▸ EXERCISE OBJECTIVE:
Every line must be returned precisely as it is written.

▸ THE DATA:
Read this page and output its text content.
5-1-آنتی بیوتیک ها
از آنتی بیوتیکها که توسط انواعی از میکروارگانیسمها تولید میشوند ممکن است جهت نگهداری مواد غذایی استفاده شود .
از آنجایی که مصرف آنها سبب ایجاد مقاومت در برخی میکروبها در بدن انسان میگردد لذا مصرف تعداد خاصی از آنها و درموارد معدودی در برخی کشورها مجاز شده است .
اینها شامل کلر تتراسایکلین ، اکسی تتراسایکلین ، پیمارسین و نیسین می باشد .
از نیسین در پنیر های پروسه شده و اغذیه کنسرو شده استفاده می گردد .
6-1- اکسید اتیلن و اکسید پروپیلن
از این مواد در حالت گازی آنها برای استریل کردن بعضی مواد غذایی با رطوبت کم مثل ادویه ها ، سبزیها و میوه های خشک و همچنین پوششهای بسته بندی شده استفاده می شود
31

▸ SOLUTION:
Read this page and output its text content.
5-1-آنتی بیوتیک ها
از آنتی بیوتیکها که توسط انواعی از میکروارگانیسمها تولید میشوند ممکن است جهت نگهداری مواد غذایی استفاده شود .
از آنجایی که مصرف آنها سبب ایجاد مقاومت در برخی میکروبها در بدن انسان میگردد لذا مصرف تعداد خاصی از آنها و درموارد معدودی در برخی کشورها مجاز شده است .
اینها شامل کلر تتراسایکلین ، اکسی تتراسایکلین ، پیمارسین و نیسین می باشد .
از نیسین در پنیر های پروسه شده و اغذیه کنسرو شده استفاده می گردد .
6-1- اکسید اتیلن و اکسید پروپیلن
از این مواد در حالت گازی آنها برای استریل کردن بعضی مواد غذایی با رطوبت کم مثل ادویه ها ، سبزیها و میوه های خشک و همچنین پوششهای بسته بندی شده استفاده می شود
31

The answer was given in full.